■ Objective: List each line of the data that holds the string "спеціальність".

┌─ Exercise input

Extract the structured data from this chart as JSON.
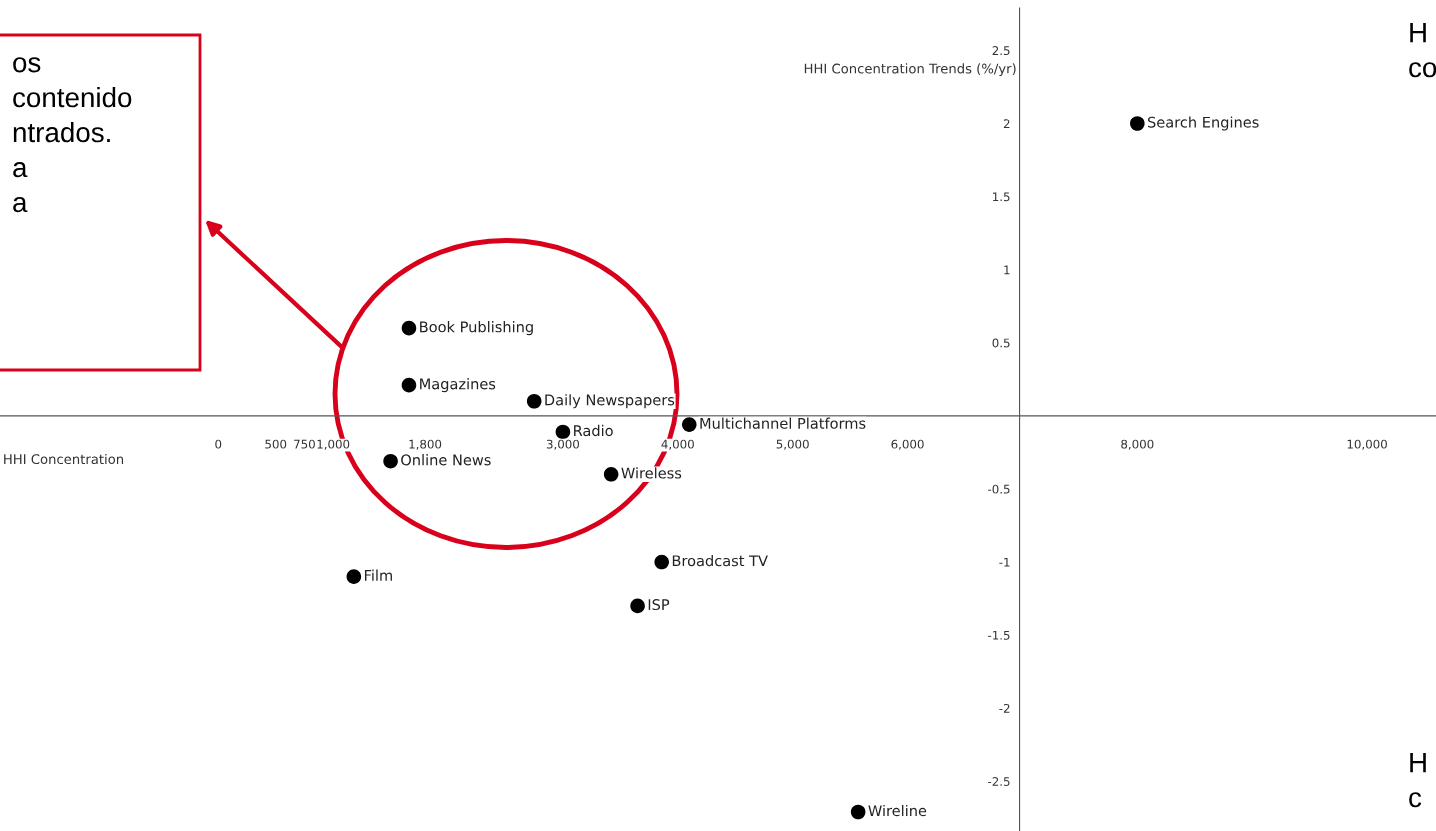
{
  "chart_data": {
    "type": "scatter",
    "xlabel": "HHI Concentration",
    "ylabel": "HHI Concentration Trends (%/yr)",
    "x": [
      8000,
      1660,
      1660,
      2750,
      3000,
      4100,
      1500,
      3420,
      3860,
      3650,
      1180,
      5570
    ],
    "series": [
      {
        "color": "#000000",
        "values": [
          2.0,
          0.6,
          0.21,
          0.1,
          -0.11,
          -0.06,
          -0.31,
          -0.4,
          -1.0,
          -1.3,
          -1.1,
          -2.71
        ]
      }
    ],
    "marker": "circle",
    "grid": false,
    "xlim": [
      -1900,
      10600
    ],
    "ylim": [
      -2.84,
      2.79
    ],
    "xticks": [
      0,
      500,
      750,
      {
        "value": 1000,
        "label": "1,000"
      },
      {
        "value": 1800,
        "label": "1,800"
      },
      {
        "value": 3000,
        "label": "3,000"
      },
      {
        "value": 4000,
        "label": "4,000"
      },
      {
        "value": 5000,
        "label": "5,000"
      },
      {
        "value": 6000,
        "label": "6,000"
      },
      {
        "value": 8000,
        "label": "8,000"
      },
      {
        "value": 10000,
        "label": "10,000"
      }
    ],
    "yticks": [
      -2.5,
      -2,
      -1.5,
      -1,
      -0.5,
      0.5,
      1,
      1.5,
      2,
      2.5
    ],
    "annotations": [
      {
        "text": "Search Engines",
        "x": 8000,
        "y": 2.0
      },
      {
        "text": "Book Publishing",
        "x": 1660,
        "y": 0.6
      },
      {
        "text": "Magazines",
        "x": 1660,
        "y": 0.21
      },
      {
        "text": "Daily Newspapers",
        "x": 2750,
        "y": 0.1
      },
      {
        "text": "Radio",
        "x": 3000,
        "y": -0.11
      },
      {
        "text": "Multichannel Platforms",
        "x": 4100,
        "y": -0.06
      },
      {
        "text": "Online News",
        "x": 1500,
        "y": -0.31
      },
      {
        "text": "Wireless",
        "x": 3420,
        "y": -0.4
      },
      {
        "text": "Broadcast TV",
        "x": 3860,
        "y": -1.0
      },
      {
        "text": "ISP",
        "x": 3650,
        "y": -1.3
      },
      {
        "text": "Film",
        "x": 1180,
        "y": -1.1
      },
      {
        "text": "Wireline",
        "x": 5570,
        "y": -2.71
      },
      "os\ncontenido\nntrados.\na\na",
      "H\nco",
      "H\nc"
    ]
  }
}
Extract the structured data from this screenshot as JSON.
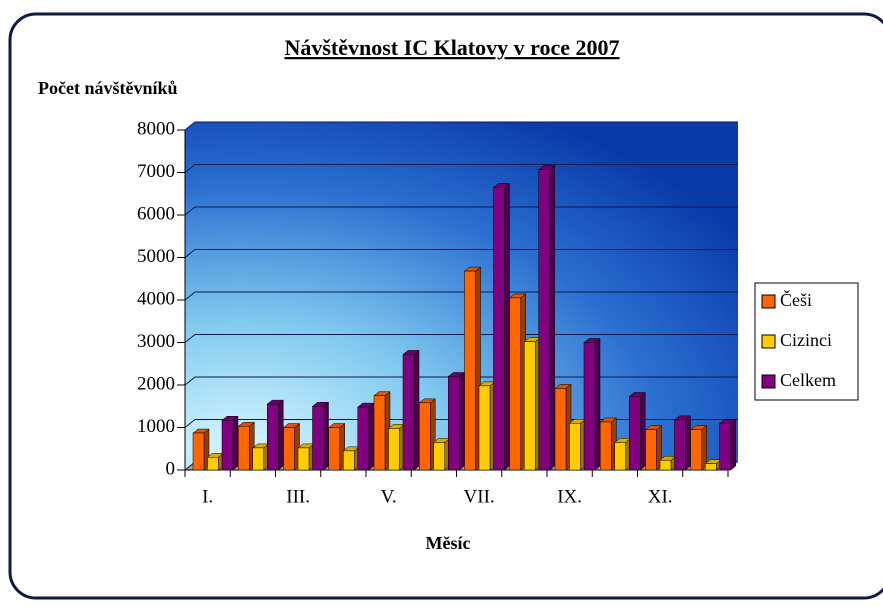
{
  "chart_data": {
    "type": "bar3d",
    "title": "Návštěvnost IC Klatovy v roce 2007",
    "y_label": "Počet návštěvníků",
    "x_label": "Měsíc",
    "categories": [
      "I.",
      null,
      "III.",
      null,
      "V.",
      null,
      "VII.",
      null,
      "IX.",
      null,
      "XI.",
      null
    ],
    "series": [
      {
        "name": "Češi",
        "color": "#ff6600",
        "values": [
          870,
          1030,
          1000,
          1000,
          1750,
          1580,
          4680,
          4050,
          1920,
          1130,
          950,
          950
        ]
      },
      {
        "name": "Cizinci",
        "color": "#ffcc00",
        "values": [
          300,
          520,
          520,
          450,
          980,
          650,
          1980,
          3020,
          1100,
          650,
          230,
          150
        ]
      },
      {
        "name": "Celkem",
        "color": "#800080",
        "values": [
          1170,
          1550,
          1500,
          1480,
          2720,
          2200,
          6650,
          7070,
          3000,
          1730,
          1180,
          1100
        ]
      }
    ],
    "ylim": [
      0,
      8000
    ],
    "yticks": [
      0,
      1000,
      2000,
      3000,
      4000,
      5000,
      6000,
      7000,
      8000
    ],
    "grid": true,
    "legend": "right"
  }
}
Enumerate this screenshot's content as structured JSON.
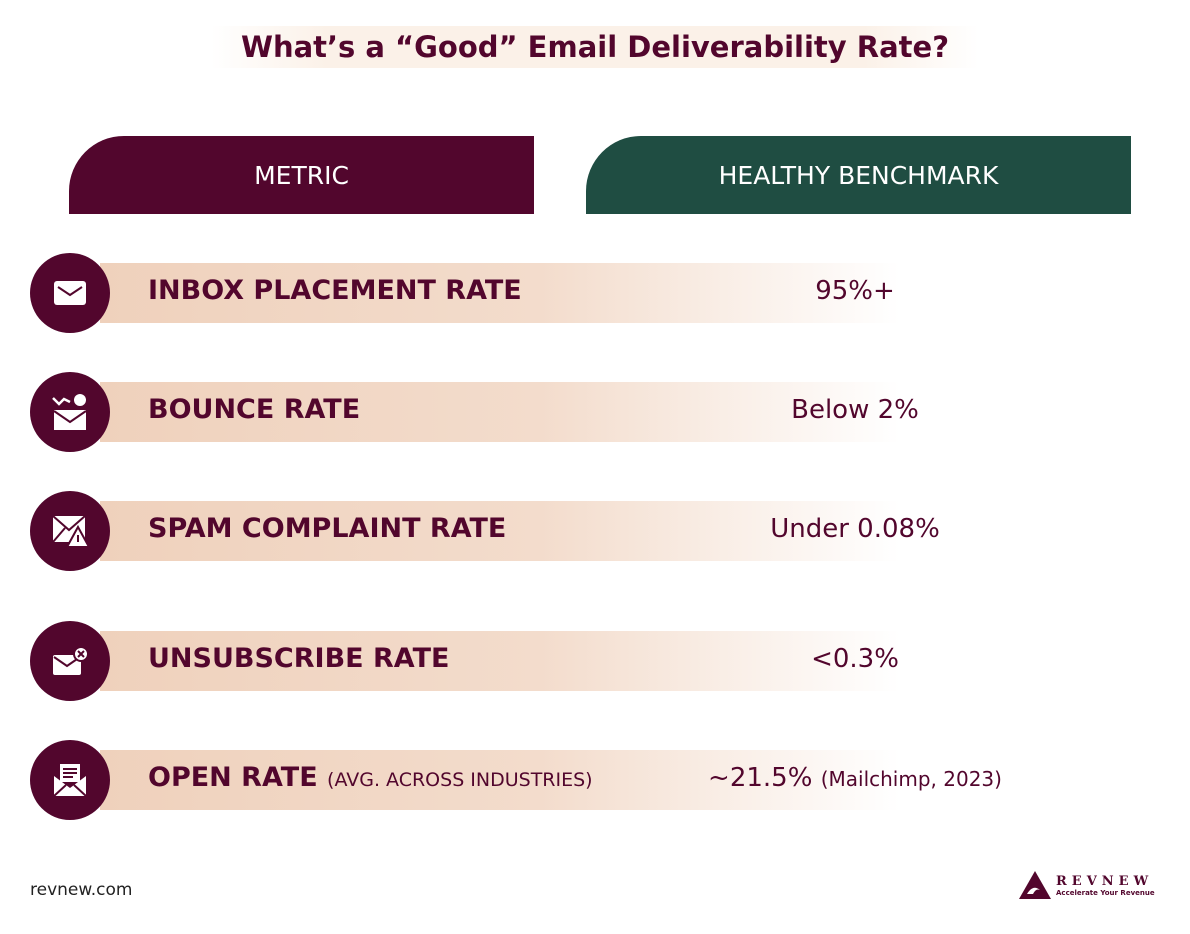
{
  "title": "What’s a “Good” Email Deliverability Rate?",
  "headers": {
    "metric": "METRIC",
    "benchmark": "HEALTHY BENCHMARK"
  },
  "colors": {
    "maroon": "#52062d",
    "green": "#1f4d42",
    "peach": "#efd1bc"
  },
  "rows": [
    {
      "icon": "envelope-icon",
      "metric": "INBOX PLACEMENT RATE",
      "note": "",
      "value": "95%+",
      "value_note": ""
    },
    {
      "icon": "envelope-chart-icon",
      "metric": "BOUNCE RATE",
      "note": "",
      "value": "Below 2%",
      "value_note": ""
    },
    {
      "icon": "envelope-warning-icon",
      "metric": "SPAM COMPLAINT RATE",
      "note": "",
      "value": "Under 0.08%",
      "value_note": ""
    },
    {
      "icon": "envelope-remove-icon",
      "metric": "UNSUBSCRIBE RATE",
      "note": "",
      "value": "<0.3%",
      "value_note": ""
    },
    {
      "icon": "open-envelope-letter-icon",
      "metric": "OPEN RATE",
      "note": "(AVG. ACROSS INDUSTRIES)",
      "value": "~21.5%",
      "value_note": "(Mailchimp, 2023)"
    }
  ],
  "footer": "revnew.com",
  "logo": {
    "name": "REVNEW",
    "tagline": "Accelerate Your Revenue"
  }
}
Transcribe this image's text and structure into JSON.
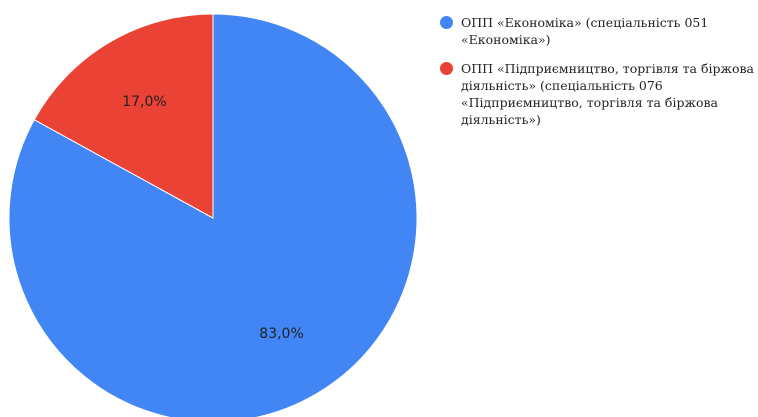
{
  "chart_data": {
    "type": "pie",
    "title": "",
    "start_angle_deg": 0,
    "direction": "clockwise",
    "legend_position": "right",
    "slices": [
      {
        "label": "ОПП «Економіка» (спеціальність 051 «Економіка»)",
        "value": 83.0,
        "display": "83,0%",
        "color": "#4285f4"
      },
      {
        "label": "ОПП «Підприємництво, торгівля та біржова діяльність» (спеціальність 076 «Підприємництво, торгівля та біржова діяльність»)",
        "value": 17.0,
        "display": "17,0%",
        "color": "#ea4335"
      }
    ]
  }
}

└─

■ Completed task:
        "label": "ОПП «Економіка» (спеціальність 051 «Економіка»)",
        "label": "ОПП «Підприємництво, торгівля та біржова діяльність» (спеціальність 076 «Підприємництво, торгівля та біржова діяльність»)",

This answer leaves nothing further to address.